§ **REQUIRED TASK**
Gather up the lines with the word "title" in them.

§ **EXTRACTED ENTRIES**
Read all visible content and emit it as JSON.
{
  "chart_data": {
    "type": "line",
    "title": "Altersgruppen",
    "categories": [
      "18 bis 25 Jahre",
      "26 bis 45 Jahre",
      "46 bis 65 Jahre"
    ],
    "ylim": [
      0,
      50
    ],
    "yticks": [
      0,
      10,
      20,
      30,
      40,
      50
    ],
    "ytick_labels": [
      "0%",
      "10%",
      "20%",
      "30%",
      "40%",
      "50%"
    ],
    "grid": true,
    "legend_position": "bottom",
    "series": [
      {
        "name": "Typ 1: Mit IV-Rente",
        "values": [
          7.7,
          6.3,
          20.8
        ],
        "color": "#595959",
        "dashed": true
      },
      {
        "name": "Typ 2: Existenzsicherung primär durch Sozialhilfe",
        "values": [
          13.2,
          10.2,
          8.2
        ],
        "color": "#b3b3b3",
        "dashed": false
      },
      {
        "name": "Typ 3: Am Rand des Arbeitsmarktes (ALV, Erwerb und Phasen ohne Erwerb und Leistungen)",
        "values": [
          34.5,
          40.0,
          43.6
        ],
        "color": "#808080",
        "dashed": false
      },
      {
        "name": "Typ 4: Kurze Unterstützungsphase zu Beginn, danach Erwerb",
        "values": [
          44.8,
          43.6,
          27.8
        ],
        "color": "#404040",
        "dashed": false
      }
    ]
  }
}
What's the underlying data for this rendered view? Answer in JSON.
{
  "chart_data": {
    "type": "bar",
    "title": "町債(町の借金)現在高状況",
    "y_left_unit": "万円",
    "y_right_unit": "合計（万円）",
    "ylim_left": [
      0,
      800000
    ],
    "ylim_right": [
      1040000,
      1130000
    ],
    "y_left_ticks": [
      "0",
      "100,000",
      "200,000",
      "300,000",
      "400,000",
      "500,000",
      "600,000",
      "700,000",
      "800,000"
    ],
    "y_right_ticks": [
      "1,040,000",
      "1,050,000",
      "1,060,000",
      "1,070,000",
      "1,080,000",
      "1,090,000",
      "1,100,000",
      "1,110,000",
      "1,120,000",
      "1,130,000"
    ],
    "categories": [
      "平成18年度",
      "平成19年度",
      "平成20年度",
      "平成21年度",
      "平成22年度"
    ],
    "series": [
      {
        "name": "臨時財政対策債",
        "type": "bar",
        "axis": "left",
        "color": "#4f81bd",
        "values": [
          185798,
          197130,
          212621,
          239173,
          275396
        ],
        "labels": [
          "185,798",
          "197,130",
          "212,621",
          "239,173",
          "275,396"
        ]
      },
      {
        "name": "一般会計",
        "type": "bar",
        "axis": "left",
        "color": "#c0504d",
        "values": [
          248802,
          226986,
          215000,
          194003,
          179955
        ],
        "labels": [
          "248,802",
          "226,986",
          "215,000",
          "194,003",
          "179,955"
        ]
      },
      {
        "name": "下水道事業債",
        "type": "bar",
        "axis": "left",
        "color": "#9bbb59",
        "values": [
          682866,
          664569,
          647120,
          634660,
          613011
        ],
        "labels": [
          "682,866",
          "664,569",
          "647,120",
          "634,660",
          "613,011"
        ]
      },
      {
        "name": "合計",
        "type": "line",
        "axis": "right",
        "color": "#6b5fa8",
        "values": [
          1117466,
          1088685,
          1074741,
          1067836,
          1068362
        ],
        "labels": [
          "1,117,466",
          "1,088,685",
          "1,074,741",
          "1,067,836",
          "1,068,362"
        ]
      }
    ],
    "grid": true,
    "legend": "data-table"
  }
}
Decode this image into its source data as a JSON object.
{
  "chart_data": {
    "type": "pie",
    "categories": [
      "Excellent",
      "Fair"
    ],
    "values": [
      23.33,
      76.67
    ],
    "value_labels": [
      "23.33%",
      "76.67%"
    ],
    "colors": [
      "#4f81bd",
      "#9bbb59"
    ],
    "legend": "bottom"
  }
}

§ **ANSWER IN FULL**
    "title": "Altersgruppen",
    "title": "町債(町の借金)現在高状況",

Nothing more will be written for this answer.